=== Excerpted records ===

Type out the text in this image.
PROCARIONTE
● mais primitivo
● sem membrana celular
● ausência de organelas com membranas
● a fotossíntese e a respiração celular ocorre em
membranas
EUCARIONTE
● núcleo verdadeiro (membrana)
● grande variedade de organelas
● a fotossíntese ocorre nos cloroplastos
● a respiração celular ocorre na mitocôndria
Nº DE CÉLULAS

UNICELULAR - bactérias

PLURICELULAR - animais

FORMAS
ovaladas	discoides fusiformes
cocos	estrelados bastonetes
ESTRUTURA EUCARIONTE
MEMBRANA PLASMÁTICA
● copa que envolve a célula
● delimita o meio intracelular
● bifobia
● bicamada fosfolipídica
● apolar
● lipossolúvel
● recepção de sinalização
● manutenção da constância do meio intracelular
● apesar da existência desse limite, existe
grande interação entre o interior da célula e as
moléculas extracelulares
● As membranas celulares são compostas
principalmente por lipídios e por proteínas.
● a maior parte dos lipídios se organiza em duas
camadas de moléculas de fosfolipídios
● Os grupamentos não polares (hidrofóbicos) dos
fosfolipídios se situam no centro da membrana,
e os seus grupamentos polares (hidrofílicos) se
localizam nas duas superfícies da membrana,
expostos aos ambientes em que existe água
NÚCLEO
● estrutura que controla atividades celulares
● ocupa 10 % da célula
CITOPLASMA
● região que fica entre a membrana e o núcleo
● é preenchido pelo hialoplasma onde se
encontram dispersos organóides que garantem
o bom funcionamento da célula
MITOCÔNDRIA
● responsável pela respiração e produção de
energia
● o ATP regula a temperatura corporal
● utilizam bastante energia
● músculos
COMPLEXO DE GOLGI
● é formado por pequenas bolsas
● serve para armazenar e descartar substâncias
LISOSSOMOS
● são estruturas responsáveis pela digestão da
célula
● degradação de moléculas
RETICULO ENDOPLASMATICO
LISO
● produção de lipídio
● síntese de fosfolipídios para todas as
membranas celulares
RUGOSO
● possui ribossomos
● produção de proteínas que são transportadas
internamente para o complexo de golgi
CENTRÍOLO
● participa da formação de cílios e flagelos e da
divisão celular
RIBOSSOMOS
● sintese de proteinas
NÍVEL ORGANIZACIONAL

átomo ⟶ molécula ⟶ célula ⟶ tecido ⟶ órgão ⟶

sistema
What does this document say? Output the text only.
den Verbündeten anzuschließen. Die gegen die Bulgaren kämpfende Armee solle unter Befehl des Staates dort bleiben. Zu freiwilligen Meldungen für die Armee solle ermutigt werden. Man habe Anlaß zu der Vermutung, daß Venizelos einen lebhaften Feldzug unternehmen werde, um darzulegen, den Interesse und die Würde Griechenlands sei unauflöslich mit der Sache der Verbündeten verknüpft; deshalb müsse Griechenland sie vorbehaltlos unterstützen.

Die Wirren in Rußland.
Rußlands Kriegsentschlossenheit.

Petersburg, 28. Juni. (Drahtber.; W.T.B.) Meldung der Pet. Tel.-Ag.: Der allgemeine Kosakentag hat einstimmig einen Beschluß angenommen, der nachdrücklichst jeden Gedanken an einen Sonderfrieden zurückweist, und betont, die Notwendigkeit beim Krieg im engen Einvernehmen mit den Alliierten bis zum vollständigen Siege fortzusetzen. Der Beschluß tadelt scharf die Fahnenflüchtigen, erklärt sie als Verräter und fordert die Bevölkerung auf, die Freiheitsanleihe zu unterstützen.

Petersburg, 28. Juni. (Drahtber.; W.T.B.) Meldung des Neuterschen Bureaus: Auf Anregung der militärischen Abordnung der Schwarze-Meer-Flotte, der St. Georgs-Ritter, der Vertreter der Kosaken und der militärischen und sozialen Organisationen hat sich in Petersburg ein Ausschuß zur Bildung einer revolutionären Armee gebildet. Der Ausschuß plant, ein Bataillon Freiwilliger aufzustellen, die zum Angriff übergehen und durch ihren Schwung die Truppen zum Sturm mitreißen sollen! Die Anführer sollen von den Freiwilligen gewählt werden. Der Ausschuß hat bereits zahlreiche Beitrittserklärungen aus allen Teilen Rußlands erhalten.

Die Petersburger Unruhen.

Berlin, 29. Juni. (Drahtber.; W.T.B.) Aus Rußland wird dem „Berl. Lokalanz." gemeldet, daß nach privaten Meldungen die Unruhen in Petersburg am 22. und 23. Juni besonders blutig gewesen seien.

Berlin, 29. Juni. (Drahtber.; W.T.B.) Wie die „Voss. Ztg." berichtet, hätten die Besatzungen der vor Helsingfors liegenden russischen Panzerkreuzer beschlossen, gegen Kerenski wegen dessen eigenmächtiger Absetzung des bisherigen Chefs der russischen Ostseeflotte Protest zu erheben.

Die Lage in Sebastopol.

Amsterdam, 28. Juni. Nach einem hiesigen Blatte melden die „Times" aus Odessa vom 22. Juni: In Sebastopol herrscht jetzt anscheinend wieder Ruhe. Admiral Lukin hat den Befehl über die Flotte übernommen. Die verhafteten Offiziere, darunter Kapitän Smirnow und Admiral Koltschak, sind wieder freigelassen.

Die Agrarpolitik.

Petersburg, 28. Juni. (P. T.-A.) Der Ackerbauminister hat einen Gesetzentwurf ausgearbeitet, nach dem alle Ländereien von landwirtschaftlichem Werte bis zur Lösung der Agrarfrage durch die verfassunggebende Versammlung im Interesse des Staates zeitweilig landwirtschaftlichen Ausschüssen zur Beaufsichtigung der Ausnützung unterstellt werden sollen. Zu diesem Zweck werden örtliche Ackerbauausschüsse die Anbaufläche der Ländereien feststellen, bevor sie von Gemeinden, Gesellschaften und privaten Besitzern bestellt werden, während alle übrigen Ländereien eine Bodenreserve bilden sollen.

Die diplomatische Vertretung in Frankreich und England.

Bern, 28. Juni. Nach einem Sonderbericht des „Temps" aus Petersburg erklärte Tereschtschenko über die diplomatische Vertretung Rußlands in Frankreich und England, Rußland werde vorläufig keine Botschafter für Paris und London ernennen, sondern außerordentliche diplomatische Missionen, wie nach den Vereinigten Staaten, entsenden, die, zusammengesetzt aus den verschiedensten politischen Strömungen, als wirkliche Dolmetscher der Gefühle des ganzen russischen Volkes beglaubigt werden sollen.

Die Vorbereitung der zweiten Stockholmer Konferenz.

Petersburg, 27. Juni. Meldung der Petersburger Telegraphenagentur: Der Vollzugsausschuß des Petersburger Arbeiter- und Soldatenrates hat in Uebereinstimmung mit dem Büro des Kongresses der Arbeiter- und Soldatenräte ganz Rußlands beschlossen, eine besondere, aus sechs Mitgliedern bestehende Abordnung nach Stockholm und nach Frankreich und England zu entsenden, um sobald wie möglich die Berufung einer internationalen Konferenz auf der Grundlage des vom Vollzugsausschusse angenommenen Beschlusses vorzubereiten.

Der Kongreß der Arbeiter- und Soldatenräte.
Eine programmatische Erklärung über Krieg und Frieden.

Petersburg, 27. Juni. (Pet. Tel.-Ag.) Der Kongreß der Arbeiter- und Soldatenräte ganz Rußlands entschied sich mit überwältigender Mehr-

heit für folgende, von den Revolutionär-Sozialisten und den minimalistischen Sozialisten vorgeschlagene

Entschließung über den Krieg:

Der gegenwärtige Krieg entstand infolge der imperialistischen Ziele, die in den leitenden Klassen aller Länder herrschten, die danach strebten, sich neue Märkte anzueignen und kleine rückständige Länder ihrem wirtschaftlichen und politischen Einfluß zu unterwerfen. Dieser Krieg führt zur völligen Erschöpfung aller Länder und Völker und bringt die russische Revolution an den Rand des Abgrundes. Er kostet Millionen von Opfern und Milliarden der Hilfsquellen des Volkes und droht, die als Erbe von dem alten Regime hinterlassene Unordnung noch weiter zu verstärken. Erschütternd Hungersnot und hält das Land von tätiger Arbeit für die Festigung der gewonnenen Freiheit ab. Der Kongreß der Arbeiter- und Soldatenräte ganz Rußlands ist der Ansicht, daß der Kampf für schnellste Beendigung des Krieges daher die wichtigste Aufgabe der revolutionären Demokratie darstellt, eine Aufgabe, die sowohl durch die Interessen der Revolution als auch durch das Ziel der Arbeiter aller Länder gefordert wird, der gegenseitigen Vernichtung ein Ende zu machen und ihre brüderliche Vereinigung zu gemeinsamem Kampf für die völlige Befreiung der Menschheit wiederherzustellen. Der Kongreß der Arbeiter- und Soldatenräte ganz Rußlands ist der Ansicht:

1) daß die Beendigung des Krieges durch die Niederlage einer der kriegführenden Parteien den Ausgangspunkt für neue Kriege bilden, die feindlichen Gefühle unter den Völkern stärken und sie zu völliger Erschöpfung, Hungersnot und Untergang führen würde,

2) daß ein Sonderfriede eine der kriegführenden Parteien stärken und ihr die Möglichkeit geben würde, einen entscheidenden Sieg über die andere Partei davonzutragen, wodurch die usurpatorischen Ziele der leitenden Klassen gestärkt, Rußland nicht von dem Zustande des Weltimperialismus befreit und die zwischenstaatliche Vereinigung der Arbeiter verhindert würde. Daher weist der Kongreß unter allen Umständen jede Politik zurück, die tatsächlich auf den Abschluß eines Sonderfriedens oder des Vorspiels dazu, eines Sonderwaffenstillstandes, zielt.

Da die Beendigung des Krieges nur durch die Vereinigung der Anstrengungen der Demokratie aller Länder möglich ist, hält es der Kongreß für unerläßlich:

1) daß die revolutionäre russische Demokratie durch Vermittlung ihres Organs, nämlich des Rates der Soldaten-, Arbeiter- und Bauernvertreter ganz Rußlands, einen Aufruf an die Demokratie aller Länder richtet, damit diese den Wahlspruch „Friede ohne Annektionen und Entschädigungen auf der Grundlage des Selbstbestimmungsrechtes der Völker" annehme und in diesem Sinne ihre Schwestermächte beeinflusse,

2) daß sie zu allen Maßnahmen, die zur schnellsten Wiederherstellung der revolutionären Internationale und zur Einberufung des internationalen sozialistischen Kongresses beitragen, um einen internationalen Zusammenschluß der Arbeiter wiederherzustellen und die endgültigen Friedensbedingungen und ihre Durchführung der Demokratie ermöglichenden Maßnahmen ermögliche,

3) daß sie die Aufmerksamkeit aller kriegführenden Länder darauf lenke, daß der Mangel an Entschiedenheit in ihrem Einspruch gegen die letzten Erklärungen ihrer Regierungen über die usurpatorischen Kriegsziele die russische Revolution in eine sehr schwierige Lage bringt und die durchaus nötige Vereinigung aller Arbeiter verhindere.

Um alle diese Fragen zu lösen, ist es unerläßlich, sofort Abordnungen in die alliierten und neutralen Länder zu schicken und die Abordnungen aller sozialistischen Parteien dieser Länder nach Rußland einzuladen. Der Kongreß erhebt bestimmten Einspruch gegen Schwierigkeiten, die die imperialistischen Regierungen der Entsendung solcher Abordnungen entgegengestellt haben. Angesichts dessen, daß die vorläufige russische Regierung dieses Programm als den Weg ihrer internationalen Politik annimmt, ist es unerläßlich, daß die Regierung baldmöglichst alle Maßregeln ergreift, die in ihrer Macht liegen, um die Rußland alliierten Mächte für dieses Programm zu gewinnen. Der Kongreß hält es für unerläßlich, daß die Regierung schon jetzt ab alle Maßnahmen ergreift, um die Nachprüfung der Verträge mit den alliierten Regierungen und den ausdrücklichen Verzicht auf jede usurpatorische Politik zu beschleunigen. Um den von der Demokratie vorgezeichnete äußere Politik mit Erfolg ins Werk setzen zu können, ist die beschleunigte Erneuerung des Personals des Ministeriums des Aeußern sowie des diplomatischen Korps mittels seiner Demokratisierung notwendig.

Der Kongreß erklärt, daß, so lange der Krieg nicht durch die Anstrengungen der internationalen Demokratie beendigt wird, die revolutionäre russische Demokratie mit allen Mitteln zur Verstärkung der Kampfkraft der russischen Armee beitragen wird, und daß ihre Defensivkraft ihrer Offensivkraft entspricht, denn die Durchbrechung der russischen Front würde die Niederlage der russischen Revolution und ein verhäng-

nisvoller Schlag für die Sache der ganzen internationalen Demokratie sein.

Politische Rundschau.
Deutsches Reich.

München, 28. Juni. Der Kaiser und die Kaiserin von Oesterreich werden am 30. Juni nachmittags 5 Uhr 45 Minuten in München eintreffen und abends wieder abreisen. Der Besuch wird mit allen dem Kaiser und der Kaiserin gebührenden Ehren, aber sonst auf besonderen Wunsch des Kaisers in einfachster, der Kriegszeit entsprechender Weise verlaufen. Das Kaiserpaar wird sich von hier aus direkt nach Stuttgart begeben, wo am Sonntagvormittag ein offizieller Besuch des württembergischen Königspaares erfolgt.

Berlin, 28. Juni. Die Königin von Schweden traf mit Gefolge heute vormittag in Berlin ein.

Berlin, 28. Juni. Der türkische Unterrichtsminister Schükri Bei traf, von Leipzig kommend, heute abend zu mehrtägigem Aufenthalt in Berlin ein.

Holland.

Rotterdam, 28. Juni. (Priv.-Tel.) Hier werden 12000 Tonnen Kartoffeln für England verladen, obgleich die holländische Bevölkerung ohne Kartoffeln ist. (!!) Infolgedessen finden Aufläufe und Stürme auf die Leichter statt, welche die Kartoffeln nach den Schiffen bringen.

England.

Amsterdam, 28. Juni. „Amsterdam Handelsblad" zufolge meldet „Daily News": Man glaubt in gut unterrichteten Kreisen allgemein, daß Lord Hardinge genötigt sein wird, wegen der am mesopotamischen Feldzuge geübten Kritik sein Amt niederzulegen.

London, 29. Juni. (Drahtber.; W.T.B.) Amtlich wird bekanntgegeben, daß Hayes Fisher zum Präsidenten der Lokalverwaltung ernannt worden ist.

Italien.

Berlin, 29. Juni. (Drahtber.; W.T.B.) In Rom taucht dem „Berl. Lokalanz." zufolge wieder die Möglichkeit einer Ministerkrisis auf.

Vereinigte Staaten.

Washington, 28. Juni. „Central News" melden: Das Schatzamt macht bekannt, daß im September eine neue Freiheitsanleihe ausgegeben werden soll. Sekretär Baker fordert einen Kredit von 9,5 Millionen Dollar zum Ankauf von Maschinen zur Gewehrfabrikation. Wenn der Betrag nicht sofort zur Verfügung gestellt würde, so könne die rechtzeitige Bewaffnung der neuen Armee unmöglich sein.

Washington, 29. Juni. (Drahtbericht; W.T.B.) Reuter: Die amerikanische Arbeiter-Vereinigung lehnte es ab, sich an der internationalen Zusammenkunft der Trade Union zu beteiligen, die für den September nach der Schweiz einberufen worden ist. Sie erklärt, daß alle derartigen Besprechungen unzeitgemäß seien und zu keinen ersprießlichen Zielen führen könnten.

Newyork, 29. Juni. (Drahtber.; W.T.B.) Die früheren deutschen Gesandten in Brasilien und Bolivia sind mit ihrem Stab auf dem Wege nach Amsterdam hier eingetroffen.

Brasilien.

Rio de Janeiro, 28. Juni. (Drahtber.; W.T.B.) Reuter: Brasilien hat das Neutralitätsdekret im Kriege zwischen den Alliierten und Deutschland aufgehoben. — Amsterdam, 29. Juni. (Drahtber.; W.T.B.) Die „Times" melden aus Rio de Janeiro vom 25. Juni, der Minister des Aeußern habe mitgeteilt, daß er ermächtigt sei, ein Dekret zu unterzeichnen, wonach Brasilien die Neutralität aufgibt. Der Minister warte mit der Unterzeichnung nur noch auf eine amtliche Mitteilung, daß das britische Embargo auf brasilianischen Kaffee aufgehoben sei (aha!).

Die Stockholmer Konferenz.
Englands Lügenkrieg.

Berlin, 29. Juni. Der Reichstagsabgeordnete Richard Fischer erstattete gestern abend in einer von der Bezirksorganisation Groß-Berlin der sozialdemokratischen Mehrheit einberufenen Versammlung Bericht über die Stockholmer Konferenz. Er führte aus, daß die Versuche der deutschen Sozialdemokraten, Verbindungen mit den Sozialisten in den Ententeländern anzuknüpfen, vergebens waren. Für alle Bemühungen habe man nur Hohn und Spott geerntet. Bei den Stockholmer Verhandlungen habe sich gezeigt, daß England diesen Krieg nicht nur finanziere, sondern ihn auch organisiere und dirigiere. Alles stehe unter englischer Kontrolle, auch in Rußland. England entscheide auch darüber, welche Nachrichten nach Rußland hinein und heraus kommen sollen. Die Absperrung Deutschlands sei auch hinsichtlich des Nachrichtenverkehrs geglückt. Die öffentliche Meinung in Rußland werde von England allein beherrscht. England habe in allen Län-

===

## Exercise goal
Among the entries above, count the lines that contain the word "grupamentos" and give the number by itself.

## Reply
2